● Ausgangstext:

Wie Domenico Tedesco Peter Bosz in nicht mal einer halben Stunde auscoachte

Das Chaos

Akt 3: Das Chaos und die Unordnung
Die Schlussphase war geprägt von Chaos und vielen kleinen Pausen. Dortmund zog sich immer weiter zurück, konnte nur über Fouls Entlastung schaffen in Form von Spielunterbrechungen. Schalke wiederum schickte die Außenverteidiger auf die Außenstürmer-Position und die Außenstürmer in den Strafraum. Auch Leon Goretzka war jetzt mehr Stürmer denn Sechser.

Es war vor allem die völlig fehlende Gegenwehr, die Schalke jetzt so häufig in den Strafraum brachte. Sowohl Daniel Caligiuri als auch Naldo wurden bei den letzten beiden Schalker Treffer nur begleitet, spürten keinerlei Druck. Die Dortmunder hatten zu zehnt völlig eingestellt, den Gegner anzugehen. Schalke nutzte dies.

Epilog: Sind sie zu stark, bist du zu schwach
Es war ein mutiger Schritt, den Tedesco in der Halbzeit wagte: Sein Team sollte die Spielkontrolle übernehmen und offensiv auftreten, trotz 0:4-Rückstands. Dass dieser Schritt aufging, lag nicht zuletzt an Dortmundern, die mindestens ab dem 2:4, spätestens aber ab der Gelb-Roten Karte gegen Aubameyang jede Initiative einstellten.

Statt aggressiv weiterzuspielen gaben sie ihren Gegenspielern Begleitschutz. Selbst als nach der Verletzung von Harit kurze Zeit Gleichzahl herrschte, beteiligten sich nicht mehr als zwei Dortmundern an Kontern. Da konnte Schalke ohne Bedenken aufrücken, ohne Konter zu fürchten. Vier Tore in nur 27 Minuten effektiver Spielzeit: Schalke belohnte sich für die mutige zweite Halbzeit.

● Arbeitsaufträge:
a. Prüfe, ob die folgenden Aussagen mit dem Ausgangstext übereinstimmen. Beantworte jede mit Ja oder Nein und zitiere die entscheidenden Worte des Textes wörtlich.
(i) In der Schlussphase zog sich Dortmund immer weiter zurück.
(ii) Tedesco wagte seinen mutigen Schritt erst nach dem 2:4.
(iii) Schalke erzielte vier Tore in 27 Minuten effektiver Spielzeit.
b. Beantworte anhand des Ausgangstextes die folgenden Fragen kurz.
(i) Was war Leon Goretzka in der Schlussphase eher als Sechser?
(ii) Gegen welchen Dortmunder gab es die Gelb-Rote Karte?
(iii) Mit welchem Rückstand ging Schalke in die zweite Halbzeit?
c. Schreib den Abschnitt des Ausgangstextes von „Epilog: Sind sie“ bis „jede Initiative einstellten.“ noch einmal ab und tausche dabei „Tedesco“ gegen „Domenico Tedesco“.

● Bereitgestellte Einträge:

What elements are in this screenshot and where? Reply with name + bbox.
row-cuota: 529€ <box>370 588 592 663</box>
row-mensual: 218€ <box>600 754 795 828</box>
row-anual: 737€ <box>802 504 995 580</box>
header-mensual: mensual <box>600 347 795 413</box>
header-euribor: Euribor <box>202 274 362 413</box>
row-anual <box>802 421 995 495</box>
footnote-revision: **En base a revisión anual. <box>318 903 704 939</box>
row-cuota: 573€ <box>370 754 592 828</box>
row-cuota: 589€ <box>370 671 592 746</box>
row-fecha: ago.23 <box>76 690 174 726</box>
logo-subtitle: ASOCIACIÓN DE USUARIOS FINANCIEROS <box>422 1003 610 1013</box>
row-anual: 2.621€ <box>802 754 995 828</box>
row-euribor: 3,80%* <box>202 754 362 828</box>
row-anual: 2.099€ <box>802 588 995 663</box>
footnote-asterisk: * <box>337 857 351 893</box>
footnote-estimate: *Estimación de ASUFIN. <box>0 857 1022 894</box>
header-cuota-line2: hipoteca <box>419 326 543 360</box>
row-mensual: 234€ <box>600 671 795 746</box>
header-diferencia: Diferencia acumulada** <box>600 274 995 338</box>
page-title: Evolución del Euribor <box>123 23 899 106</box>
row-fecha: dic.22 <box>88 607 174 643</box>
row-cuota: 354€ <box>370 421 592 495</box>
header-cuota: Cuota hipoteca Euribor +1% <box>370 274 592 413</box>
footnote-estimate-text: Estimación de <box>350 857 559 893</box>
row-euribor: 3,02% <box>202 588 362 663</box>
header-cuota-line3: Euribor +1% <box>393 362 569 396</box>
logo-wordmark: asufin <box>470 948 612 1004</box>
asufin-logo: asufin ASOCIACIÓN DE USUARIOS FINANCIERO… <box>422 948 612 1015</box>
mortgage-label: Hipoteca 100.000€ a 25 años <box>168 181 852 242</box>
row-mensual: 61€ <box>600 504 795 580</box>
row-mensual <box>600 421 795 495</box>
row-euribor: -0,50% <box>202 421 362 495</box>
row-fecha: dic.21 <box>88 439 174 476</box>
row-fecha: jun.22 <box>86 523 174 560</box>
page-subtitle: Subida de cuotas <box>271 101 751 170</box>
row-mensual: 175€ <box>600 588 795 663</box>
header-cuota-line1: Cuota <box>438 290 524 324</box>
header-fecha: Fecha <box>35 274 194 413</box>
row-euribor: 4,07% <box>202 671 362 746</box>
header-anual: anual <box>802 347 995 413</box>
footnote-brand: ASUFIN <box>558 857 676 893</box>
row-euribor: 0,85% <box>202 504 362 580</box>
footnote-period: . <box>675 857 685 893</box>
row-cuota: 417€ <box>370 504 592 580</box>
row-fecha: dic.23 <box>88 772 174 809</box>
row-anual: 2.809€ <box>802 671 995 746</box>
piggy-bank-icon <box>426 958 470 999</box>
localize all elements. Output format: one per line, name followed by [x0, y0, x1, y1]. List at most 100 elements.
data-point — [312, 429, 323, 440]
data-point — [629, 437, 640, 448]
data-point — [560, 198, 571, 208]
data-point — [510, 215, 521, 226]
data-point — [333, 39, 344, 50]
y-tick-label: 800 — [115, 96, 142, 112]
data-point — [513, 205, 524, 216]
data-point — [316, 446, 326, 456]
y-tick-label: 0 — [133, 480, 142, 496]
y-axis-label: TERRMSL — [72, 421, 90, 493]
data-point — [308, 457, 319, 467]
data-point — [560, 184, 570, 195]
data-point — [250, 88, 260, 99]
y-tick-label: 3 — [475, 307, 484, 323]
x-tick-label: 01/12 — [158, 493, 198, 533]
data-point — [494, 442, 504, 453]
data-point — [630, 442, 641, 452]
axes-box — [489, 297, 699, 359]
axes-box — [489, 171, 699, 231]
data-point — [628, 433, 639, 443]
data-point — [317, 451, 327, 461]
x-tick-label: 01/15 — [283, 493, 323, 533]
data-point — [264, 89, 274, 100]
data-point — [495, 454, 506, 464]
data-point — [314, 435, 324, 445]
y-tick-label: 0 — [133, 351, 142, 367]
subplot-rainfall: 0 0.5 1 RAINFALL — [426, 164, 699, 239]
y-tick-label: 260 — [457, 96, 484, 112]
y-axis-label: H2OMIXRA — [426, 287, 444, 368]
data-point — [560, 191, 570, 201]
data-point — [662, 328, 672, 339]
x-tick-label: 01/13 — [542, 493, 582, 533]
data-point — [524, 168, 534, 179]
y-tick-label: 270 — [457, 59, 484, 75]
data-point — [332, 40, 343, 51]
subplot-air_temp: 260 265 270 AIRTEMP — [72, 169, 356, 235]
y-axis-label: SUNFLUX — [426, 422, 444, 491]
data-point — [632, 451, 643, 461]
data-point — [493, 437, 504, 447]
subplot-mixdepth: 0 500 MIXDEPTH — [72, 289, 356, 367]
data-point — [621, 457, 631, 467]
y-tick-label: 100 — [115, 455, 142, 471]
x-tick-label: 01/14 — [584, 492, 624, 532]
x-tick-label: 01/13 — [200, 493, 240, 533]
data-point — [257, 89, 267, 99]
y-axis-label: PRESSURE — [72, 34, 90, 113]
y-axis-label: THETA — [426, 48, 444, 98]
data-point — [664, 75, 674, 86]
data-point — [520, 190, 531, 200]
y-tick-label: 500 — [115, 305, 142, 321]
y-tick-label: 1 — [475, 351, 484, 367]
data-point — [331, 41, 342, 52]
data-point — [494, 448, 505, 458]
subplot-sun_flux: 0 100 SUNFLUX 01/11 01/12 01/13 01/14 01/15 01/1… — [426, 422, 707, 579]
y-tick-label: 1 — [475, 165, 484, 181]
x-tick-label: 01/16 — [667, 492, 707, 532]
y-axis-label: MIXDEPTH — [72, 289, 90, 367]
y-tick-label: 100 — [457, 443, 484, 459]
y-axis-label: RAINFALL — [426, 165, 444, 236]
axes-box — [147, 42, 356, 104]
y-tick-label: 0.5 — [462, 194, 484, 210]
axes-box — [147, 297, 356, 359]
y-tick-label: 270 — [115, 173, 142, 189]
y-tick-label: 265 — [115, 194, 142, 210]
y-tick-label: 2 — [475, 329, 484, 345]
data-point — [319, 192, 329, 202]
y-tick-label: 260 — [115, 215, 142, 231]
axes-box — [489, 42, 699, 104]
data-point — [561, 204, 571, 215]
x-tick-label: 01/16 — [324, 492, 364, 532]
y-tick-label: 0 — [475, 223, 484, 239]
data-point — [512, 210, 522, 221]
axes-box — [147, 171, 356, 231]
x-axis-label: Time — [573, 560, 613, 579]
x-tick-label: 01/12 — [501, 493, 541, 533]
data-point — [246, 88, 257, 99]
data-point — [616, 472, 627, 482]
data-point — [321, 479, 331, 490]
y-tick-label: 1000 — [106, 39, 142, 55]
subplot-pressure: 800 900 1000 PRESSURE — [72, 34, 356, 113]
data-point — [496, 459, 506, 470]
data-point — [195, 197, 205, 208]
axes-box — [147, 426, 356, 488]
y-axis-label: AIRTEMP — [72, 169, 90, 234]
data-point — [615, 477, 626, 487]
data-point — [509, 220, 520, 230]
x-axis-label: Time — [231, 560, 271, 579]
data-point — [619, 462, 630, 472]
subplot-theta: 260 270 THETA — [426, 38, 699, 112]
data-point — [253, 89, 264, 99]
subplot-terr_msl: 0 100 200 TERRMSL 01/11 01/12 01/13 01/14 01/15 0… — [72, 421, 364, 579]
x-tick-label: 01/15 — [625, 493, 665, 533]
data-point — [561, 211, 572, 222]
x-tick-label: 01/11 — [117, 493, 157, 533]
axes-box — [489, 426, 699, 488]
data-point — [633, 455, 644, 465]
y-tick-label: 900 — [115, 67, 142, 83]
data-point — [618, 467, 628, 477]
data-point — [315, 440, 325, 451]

● Schriftliche Antworten:
a.
(i) Ja: „Dortmund zog sich immer weiter zurück“
(ii) Nein: „den Tedesco in der Halbzeit wagte“
(iii) Ja: „Vier Tore in nur 27 Minuten effektiver Spielzeit“

b.
(i) Stürmer
(ii) Aubameyang
(iii) 0:4

c.
Epilog: Sind sie zu stark, bist du zu schwach
Es war ein mutiger Schritt, den Domenico Tedesco in der Halbzeit wagte: Sein Team sollte die Spielkontrolle übernehmen und offensiv auftreten, trotz 0:4-Rückstands. Dass dieser Schritt aufging, lag nicht zuletzt an Dortmundern, die mindestens ab dem 2:4, spätestens aber ab der Gelb-Roten Karte gegen Aubameyang jede Initiative einstellten.